_The exercise_
The entries below are to be repeated exactly as they stand.

•••••

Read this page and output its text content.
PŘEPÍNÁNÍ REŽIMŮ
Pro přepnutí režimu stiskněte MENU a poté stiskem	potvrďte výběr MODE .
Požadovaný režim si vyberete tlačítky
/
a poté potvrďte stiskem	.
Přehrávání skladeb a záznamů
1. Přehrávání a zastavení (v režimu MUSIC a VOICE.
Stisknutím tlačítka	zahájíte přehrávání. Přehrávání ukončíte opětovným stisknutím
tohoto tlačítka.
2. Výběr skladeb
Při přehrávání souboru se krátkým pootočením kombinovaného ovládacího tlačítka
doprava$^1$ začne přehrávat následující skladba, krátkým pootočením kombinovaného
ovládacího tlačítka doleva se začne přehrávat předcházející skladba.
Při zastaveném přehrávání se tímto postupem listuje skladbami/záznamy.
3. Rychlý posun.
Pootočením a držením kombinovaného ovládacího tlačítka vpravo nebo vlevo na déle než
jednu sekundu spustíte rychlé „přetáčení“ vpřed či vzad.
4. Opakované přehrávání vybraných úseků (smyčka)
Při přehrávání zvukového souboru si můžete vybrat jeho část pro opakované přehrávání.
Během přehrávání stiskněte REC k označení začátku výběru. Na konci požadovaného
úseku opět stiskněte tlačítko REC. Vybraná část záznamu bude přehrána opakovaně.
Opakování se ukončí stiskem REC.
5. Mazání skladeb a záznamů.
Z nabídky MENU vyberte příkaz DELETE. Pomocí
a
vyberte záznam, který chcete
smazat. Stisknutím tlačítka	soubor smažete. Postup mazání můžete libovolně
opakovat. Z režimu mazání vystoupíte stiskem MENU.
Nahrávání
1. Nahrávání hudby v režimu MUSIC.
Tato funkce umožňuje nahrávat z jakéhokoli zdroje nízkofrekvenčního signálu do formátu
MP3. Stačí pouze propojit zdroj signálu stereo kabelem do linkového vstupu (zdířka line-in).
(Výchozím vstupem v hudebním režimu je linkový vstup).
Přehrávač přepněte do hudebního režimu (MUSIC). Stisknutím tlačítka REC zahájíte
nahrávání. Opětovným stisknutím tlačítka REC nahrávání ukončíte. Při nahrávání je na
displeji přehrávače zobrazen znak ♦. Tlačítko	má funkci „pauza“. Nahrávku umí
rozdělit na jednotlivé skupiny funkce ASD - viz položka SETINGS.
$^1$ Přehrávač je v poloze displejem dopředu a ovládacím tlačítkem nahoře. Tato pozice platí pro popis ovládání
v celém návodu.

•••••

_Answer to this problem_
Read this page and output its text content.
PŘEPÍNÁNÍ REŽIMŮ
Pro přepnutí režimu stiskněte MENU a poté stiskem	potvrďte výběr MODE .
Požadovaný režim si vyberete tlačítky
/
a poté potvrďte stiskem	.
Přehrávání skladeb a záznamů
1. Přehrávání a zastavení (v režimu MUSIC a VOICE.
Stisknutím tlačítka	zahájíte přehrávání. Přehrávání ukončíte opětovným stisknutím
tohoto tlačítka.
2. Výběr skladeb
Při přehrávání souboru se krátkým pootočením kombinovaného ovládacího tlačítka
doprava$^1$ začne přehrávat následující skladba, krátkým pootočením kombinovaného
ovládacího tlačítka doleva se začne přehrávat předcházející skladba.
Při zastaveném přehrávání se tímto postupem listuje skladbami/záznamy.
3. Rychlý posun.
Pootočením a držením kombinovaného ovládacího tlačítka vpravo nebo vlevo na déle než
jednu sekundu spustíte rychlé „přetáčení“ vpřed či vzad.
4. Opakované přehrávání vybraných úseků (smyčka)
Při přehrávání zvukového souboru si můžete vybrat jeho část pro opakované přehrávání.
Během přehrávání stiskněte REC k označení začátku výběru. Na konci požadovaného
úseku opět stiskněte tlačítko REC. Vybraná část záznamu bude přehrána opakovaně.
Opakování se ukončí stiskem REC.
5. Mazání skladeb a záznamů.
Z nabídky MENU vyberte příkaz DELETE. Pomocí
a
vyberte záznam, který chcete
smazat. Stisknutím tlačítka	soubor smažete. Postup mazání můžete libovolně
opakovat. Z režimu mazání vystoupíte stiskem MENU.
Nahrávání
1. Nahrávání hudby v režimu MUSIC.
Tato funkce umožňuje nahrávat z jakéhokoli zdroje nízkofrekvenčního signálu do formátu
MP3. Stačí pouze propojit zdroj signálu stereo kabelem do linkového vstupu (zdířka line-in).
(Výchozím vstupem v hudebním režimu je linkový vstup).
Přehrávač přepněte do hudebního režimu (MUSIC). Stisknutím tlačítka REC zahájíte
nahrávání. Opětovným stisknutím tlačítka REC nahrávání ukončíte. Při nahrávání je na
displeji přehrávače zobrazen znak ♦. Tlačítko	má funkci „pauza“. Nahrávku umí
rozdělit na jednotlivé skupiny funkce ASD - viz položka SETINGS.
$^1$ Přehrávač je v poloze displejem dopředu a ovládacím tlačítkem nahoře. Tato pozice platí pro popis ovládání
v celém návodu.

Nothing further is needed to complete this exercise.